→ **SET PROBLEM**: Narrow the data below down to the lines containing "color".

Entries with figure data
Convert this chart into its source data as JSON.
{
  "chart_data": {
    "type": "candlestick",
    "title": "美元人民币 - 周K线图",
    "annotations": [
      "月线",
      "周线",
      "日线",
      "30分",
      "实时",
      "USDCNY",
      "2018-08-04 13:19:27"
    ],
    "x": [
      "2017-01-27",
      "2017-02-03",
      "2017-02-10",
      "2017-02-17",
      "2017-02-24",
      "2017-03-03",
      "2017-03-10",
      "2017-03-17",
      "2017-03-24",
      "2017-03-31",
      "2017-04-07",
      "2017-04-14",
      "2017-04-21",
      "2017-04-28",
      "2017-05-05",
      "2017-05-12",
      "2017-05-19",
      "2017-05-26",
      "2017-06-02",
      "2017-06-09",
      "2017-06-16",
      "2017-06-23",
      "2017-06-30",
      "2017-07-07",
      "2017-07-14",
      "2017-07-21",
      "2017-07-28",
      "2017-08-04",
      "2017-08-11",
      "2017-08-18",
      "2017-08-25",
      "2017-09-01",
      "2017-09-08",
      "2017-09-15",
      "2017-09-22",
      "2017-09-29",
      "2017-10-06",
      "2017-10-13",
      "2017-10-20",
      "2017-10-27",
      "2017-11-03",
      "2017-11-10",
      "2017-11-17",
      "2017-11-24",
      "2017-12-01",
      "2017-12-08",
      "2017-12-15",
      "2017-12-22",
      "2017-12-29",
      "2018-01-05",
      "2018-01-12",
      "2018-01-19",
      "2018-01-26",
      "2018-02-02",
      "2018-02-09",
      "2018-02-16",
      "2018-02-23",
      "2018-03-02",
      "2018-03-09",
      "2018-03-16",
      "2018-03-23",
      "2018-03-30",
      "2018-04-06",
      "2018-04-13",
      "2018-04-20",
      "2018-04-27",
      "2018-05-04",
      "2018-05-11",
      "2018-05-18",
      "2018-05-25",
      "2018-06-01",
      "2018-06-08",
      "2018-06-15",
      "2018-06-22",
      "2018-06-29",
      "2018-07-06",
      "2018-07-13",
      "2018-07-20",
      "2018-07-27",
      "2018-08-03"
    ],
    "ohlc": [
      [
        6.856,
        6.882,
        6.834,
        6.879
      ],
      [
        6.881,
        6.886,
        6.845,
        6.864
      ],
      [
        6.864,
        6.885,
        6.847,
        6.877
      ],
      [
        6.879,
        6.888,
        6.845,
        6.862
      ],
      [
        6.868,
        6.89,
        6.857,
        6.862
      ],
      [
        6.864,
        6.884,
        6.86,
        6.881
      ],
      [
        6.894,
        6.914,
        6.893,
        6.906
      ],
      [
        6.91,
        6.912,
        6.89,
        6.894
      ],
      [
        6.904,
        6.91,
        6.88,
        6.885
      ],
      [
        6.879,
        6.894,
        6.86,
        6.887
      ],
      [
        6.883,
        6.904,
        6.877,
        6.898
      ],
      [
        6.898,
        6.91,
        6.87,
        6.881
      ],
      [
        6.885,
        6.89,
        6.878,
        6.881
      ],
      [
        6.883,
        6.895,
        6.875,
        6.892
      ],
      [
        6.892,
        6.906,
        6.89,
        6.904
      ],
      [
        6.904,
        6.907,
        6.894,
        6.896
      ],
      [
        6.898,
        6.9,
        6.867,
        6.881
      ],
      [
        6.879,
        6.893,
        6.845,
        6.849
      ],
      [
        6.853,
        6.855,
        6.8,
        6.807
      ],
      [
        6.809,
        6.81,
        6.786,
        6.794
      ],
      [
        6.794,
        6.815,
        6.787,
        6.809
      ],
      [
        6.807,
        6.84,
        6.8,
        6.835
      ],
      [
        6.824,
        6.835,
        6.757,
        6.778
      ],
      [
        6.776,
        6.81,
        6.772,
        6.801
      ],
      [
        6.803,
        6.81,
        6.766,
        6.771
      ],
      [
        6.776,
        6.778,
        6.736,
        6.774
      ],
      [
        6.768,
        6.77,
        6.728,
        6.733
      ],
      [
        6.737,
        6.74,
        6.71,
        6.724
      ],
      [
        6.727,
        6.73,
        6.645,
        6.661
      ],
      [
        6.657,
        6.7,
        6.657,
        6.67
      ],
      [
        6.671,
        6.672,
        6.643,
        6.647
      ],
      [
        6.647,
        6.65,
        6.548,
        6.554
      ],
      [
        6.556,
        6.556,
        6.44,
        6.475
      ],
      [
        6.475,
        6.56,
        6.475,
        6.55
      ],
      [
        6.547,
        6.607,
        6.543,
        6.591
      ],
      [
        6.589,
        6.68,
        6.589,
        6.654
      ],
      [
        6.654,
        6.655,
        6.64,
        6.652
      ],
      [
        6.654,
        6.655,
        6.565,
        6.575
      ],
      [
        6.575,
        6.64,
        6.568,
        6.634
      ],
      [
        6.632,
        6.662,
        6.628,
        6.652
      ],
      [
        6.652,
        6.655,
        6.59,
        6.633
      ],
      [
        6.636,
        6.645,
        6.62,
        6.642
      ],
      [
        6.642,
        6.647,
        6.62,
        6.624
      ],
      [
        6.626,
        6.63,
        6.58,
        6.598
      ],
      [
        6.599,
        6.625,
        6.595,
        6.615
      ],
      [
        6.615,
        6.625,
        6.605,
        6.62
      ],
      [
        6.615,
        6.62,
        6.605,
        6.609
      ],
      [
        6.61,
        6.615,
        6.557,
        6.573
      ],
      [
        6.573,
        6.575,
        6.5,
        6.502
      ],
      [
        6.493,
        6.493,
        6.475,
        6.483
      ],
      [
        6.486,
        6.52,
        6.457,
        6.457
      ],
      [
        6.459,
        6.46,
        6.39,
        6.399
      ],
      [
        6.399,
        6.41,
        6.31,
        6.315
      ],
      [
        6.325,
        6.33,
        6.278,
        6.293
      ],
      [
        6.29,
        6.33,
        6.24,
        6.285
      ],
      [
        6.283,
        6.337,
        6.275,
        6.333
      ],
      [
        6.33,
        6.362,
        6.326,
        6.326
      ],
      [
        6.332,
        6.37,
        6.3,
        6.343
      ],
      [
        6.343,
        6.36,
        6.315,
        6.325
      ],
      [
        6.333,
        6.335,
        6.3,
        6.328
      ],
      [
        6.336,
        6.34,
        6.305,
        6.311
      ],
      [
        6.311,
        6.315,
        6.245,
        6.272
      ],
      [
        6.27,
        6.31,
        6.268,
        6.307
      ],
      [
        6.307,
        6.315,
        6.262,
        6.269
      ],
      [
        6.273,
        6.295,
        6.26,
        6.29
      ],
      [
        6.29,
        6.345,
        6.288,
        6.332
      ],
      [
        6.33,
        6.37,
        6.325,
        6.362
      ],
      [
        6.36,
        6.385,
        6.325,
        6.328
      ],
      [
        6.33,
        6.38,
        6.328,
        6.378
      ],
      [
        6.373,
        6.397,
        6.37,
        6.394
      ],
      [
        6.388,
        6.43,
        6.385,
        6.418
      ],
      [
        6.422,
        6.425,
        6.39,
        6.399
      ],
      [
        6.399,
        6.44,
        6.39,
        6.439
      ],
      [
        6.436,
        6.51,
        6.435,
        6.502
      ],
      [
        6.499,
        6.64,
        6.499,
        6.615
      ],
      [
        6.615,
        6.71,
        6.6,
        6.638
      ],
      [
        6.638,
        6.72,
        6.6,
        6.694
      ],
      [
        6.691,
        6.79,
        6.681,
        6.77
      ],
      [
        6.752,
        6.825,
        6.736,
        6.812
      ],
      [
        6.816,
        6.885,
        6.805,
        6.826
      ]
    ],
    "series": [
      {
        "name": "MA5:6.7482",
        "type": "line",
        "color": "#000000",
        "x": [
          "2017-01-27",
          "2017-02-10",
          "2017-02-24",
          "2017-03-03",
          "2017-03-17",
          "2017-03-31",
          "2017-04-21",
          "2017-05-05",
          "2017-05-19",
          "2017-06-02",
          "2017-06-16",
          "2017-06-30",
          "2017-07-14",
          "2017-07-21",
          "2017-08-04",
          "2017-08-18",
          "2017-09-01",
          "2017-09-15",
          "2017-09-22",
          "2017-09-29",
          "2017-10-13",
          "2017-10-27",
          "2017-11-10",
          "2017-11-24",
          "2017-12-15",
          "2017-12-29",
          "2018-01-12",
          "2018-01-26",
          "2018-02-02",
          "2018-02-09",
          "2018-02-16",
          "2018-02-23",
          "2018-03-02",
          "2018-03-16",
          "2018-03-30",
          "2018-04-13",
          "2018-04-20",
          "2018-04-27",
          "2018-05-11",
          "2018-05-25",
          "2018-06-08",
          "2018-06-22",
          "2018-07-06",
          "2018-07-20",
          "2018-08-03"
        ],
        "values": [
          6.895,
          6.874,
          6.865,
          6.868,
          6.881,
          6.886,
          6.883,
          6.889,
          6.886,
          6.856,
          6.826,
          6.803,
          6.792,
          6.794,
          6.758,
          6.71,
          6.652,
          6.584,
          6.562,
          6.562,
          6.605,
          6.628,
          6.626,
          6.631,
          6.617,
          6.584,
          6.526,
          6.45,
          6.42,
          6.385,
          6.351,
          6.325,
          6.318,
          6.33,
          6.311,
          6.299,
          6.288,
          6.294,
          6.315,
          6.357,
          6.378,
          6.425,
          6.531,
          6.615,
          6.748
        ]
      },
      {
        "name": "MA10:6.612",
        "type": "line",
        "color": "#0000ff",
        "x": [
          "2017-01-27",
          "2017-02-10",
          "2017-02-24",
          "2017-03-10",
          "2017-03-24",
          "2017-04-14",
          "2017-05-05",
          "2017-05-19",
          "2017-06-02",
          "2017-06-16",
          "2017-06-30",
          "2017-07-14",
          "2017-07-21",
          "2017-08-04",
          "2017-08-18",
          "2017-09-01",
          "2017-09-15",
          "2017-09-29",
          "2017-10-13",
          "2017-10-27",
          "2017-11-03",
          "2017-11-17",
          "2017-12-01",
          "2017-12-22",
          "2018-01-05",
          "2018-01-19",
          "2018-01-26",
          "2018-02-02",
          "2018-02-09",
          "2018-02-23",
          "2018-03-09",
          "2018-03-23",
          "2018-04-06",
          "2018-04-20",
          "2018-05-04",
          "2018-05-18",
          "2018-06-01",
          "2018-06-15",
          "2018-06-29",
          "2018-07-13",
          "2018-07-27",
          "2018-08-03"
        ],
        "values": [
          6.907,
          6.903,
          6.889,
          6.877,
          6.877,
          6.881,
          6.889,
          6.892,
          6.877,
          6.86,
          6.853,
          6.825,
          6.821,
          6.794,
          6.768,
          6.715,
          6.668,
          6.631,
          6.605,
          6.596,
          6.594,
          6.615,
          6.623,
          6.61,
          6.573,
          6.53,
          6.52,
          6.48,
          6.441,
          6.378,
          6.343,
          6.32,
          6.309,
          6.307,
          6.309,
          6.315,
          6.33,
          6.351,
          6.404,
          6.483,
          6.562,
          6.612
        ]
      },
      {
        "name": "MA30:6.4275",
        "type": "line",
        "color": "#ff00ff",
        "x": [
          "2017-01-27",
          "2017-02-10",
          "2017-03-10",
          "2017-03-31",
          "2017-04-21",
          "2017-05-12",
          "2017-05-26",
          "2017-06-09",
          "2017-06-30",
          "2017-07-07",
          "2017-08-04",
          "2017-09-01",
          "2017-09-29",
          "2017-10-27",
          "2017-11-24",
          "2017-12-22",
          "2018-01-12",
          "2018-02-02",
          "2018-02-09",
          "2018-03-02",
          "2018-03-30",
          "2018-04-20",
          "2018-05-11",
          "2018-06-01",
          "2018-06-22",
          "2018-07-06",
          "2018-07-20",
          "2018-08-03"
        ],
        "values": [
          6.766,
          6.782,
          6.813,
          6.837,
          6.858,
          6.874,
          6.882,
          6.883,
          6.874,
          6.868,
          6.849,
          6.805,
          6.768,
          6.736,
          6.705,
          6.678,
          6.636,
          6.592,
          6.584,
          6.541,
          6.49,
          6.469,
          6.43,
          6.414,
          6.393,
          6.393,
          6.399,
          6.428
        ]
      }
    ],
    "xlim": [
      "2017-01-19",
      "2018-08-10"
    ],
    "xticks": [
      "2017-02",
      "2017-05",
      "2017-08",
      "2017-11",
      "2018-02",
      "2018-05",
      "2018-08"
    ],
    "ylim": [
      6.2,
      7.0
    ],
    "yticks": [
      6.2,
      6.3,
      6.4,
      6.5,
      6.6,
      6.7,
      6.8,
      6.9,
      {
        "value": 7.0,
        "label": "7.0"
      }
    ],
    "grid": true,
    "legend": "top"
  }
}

→ **IN RESPONSE**:
        "color": "#000000",
        "color": "#0000ff",
        "color": "#ff00ff",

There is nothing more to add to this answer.